* BEGIN Records provided *

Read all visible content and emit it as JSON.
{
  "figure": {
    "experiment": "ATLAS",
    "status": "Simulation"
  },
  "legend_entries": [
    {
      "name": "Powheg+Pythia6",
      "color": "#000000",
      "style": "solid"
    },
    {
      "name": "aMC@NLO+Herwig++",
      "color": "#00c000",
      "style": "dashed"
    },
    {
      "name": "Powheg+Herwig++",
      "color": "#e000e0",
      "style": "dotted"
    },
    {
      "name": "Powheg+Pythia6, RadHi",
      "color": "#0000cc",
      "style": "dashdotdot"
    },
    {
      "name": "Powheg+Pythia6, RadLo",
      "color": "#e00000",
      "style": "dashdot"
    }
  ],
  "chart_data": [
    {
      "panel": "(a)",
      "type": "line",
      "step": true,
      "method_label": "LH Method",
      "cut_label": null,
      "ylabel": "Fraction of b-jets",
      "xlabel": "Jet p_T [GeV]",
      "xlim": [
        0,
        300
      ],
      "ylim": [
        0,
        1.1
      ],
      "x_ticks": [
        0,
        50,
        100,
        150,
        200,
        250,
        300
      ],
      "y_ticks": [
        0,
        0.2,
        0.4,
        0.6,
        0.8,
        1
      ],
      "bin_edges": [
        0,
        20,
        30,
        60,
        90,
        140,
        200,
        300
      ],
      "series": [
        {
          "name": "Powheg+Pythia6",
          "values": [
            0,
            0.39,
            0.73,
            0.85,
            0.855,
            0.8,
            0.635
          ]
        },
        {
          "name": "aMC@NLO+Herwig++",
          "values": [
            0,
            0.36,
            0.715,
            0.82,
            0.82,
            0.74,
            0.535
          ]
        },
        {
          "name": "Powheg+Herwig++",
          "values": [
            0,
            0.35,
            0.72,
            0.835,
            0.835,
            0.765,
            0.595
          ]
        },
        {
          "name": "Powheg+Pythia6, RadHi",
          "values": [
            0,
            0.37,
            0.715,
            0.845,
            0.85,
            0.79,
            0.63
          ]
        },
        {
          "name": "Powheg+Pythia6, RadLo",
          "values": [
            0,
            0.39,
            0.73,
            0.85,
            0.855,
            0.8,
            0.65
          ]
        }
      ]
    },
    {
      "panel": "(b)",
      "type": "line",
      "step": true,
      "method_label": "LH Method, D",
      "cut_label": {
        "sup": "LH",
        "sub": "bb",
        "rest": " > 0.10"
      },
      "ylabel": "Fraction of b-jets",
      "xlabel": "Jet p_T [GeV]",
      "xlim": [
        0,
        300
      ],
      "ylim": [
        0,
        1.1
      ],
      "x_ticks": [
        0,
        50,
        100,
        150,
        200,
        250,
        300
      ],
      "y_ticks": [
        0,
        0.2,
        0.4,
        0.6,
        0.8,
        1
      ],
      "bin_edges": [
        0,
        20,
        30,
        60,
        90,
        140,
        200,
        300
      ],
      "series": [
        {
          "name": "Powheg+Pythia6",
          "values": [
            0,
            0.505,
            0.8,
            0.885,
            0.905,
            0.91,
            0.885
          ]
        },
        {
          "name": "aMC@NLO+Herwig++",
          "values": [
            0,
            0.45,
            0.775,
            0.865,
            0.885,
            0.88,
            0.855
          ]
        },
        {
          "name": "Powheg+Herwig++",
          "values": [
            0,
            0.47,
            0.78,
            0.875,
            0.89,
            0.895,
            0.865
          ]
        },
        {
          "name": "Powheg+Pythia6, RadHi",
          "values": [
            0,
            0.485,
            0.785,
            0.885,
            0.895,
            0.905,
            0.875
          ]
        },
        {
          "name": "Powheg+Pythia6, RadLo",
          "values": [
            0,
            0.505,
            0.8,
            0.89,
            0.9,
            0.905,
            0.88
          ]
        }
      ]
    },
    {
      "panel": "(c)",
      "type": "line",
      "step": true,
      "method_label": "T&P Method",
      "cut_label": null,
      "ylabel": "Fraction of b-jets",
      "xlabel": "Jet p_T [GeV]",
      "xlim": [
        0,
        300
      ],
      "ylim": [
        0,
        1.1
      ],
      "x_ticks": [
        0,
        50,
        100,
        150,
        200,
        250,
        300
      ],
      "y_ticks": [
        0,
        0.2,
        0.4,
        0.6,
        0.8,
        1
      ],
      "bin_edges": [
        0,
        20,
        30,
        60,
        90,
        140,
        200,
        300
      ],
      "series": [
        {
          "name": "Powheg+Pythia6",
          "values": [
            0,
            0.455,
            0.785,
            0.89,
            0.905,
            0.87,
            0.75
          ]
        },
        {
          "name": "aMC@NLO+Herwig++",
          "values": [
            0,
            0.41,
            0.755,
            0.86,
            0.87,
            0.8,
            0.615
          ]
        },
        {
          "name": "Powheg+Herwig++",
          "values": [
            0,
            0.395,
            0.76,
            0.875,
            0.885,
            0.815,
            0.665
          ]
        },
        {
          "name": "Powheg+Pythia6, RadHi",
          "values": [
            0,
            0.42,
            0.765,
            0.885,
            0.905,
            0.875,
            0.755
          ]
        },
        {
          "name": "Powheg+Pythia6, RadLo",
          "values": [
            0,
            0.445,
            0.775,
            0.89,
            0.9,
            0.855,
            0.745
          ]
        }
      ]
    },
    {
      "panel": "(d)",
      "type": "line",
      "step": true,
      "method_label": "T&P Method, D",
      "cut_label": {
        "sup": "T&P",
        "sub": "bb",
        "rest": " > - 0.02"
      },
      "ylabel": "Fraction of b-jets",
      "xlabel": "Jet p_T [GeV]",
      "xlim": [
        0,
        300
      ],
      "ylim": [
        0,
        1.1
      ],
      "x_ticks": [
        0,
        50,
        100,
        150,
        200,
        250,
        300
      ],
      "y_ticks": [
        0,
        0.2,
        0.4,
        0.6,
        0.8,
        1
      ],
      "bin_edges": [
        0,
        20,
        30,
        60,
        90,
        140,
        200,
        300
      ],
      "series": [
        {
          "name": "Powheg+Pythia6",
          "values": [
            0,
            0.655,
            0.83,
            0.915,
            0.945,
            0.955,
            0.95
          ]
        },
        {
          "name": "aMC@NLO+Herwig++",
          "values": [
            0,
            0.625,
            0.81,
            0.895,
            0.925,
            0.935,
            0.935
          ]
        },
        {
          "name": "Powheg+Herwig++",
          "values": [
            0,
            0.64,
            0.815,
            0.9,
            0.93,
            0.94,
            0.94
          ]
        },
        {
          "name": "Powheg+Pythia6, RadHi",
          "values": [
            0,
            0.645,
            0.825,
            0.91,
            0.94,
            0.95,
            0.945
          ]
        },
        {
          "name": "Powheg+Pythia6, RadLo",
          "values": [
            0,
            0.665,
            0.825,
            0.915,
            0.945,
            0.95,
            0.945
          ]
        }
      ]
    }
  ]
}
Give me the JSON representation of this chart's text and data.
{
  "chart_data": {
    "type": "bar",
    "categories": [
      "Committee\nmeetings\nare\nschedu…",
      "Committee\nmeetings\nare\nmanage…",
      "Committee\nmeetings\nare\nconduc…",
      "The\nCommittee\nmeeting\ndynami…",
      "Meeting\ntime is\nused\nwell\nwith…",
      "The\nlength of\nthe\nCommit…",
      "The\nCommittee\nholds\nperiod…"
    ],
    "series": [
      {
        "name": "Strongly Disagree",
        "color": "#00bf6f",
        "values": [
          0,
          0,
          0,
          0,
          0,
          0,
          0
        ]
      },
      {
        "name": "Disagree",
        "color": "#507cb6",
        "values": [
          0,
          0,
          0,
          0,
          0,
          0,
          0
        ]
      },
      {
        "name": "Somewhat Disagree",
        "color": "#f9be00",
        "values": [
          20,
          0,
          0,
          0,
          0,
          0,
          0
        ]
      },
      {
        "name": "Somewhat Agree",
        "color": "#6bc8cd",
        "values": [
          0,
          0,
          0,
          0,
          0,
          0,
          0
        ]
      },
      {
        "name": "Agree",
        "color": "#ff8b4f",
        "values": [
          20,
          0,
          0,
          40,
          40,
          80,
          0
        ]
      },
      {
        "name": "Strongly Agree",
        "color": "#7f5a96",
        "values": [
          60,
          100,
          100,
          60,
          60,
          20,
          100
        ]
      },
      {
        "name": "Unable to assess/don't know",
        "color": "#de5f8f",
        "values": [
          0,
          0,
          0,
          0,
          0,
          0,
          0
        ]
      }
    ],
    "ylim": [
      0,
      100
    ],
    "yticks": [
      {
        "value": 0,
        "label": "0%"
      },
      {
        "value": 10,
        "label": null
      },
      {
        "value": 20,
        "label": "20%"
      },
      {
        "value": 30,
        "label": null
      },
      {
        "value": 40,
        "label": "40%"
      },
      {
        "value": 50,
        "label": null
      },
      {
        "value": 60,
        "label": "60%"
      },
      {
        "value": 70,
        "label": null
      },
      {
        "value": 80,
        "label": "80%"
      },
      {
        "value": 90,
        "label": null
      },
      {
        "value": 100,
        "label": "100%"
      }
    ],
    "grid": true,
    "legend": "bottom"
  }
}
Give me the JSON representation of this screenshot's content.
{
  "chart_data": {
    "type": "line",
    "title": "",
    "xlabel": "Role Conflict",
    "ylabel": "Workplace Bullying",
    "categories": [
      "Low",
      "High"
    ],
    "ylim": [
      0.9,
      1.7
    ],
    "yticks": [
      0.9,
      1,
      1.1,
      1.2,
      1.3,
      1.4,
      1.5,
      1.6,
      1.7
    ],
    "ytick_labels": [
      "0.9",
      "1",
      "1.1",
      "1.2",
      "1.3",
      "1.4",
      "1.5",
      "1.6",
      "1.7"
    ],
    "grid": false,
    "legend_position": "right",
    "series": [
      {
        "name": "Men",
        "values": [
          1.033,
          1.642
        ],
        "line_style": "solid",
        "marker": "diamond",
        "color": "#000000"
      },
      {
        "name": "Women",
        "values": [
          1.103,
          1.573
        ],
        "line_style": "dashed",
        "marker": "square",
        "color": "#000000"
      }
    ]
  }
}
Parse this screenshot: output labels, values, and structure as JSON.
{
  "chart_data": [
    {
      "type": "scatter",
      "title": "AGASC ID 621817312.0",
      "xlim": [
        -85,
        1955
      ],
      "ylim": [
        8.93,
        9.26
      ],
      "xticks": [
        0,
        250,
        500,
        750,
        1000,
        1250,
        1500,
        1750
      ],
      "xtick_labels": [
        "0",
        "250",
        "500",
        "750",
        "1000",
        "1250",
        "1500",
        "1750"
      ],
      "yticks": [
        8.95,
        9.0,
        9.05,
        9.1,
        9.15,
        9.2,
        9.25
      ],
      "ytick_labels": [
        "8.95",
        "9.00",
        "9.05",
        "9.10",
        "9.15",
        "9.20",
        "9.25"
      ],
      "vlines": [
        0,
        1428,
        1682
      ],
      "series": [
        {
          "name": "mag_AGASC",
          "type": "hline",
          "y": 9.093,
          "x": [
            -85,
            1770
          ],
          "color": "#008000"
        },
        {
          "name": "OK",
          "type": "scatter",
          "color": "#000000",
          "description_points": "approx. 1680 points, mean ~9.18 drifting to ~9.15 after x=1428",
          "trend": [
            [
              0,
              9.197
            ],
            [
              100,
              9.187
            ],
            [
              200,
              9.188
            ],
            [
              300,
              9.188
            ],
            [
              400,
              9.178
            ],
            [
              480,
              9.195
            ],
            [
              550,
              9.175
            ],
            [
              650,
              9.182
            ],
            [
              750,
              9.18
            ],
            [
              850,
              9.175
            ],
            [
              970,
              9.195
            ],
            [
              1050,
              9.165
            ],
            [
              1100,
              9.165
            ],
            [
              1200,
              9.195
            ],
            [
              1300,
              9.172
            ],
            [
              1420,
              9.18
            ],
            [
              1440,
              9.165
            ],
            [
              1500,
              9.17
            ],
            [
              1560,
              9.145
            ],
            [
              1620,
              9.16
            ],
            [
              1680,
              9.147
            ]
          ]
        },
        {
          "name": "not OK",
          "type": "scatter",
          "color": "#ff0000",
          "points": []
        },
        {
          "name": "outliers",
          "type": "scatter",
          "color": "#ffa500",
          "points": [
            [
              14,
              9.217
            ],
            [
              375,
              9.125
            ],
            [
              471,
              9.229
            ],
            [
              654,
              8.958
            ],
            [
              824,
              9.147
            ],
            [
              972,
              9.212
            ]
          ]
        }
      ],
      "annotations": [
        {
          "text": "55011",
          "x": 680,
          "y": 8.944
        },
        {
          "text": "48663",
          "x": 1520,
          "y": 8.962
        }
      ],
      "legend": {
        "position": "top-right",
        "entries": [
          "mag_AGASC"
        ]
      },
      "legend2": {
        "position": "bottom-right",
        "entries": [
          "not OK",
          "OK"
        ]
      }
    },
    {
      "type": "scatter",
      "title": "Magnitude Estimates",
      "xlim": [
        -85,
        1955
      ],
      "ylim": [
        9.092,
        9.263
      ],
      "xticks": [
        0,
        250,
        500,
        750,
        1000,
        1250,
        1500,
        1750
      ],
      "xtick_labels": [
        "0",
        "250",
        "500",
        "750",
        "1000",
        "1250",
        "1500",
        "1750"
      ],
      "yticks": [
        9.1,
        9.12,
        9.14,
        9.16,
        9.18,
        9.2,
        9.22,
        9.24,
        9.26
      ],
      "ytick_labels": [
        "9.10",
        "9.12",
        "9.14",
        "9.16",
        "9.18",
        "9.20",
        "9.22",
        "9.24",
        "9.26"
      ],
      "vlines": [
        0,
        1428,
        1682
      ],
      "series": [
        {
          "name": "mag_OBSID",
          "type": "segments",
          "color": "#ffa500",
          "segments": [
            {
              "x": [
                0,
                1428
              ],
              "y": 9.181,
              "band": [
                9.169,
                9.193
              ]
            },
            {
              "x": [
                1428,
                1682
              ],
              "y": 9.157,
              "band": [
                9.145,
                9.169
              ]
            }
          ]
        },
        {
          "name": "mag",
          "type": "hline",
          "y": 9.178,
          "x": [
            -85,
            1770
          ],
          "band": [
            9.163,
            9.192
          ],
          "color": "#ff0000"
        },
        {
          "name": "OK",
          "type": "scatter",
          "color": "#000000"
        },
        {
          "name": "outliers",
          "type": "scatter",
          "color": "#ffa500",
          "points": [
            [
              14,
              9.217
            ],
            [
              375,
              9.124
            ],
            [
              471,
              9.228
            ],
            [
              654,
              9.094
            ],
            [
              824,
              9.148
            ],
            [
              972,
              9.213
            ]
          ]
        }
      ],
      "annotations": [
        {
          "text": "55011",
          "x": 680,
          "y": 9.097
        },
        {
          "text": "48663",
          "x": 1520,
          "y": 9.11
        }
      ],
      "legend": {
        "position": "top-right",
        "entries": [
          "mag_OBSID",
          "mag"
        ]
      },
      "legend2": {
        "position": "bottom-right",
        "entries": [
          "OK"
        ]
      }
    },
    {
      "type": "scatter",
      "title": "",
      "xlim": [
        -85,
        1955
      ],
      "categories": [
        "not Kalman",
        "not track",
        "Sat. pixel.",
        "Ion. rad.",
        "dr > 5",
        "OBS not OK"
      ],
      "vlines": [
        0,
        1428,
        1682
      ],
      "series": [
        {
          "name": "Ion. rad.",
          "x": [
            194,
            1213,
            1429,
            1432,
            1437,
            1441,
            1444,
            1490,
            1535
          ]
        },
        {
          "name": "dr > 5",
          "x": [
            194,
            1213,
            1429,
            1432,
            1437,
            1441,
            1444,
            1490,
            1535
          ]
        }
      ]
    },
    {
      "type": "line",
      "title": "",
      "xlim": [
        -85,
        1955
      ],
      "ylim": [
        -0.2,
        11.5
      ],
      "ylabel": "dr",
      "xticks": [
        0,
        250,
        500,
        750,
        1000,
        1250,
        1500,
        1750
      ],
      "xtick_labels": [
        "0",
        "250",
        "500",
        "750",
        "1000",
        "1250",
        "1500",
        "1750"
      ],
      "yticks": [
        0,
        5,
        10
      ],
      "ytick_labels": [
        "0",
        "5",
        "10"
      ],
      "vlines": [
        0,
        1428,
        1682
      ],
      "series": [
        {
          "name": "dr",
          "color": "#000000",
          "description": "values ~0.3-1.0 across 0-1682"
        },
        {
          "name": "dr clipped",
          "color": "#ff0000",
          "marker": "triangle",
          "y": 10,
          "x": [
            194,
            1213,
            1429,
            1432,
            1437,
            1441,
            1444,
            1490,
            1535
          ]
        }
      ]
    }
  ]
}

* END Records provided *

**Task instructions**
Go through the preceding material and copy each line that has the word "nare".

**Completed exercise**
      "Committee\nmeetings\nare\nschedu…",
      "Committee\nmeetings\nare\nmanage…",
      "Committee\nmeetings\nare\nconduc…",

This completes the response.